**What is being asked:**
Set out each line from the following listing that includes the word "médicaments".

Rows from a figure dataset
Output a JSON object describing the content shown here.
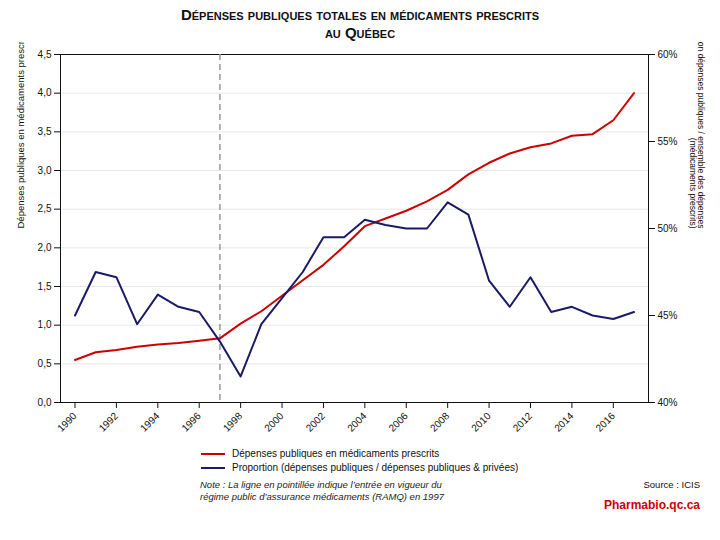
{
  "chart_data": {
    "type": "line",
    "title": "Dépenses publiques totales en médicaments prescrits\nau Québec",
    "x": [
      1990,
      1991,
      1992,
      1993,
      1994,
      1995,
      1996,
      1997,
      1998,
      1999,
      2000,
      2001,
      2002,
      2003,
      2004,
      2005,
      2006,
      2007,
      2008,
      2009,
      2010,
      2011,
      2012,
      2013,
      2014,
      2015,
      2016,
      2017
    ],
    "series": [
      {
        "name": "Dépenses publiques en médicaments prescrits",
        "color": "#cc0000",
        "values": [
          0.55,
          0.65,
          0.68,
          0.72,
          0.75,
          0.77,
          0.8,
          0.83,
          1.02,
          1.18,
          1.38,
          1.58,
          1.78,
          2.02,
          2.28,
          2.38,
          2.48,
          2.6,
          2.75,
          2.95,
          3.1,
          3.22,
          3.3,
          3.35,
          3.45,
          3.47,
          3.65,
          4.0
        ]
      },
      {
        "name": "Proportion (dépenses publiques / dépenses publiques & privées)",
        "color": "#1a1a66",
        "axis": "y2",
        "values": [
          45.0,
          47.5,
          47.2,
          44.5,
          46.2,
          45.5,
          45.2,
          43.5,
          41.5,
          44.5,
          46.0,
          47.5,
          49.5,
          49.5,
          50.5,
          50.2,
          50.0,
          50.0,
          51.5,
          50.8,
          47.0,
          45.5,
          47.2,
          45.2,
          45.5,
          45.0,
          44.8,
          45.2
        ]
      }
    ],
    "xlim": [
      1989.3,
      2017.7
    ],
    "xticks": [
      1990,
      1992,
      1994,
      1996,
      1998,
      2000,
      2002,
      2004,
      2006,
      2008,
      2010,
      2012,
      2014,
      2016
    ],
    "ylim": [
      0.0,
      4.5
    ],
    "yticks": [
      {
        "value": 0.0,
        "label": "0,0"
      },
      {
        "value": 0.5,
        "label": "0,5"
      },
      {
        "value": 1.0,
        "label": "1,0"
      },
      {
        "value": 1.5,
        "label": "1,5"
      },
      {
        "value": 2.0,
        "label": "2,0"
      },
      {
        "value": 2.5,
        "label": "2,5"
      },
      {
        "value": 3.0,
        "label": "3,0"
      },
      {
        "value": 3.5,
        "label": "3,5"
      },
      {
        "value": 4.0,
        "label": "4,0"
      },
      {
        "value": 4.5,
        "label": "4,5"
      }
    ],
    "y2lim": [
      40,
      60
    ],
    "y2ticks": [
      {
        "value": 40,
        "label": "40%"
      },
      {
        "value": 45,
        "label": "45%"
      },
      {
        "value": 50,
        "label": "50%"
      },
      {
        "value": 55,
        "label": "55%"
      },
      {
        "value": 60,
        "label": "60%"
      }
    ],
    "ylabel": "Dépenses publiques en médicaments prescrits (G$)",
    "y2label": "Proportion dépenses publiques / ensemble des dépenses\n(médicaments prescrits)",
    "vlines": [
      {
        "x": 1997,
        "color": "#999999",
        "line_style": "dashed"
      }
    ],
    "annotations": [
      {
        "text": "Note : La ligne en pointillée indique l’entrée en vigueur du\nrégime public d’assurance médicaments (RAMQ) en 1997"
      },
      {
        "text": "Source : ICIS"
      },
      {
        "text": "Pharmabio.qc.ca",
        "color": "#cc0000"
      }
    ],
    "grid": true,
    "legend": "bottom"
  }
}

**Solution to this exercise:**
    "title": "Dépenses publiques totales en médicaments prescrits\nau Québec",
        "name": "Dépenses publiques en médicaments prescrits",
    "ylabel": "Dépenses publiques en médicaments prescrits (G$)",
    "y2label": "Proportion dépenses publiques / ensemble des dépenses\n(médicaments prescrits)",
        "text": "Note : La ligne en pointillée indique l’entrée en vigueur du\nrégime public d’assurance médicaments (RAMQ) en 1997"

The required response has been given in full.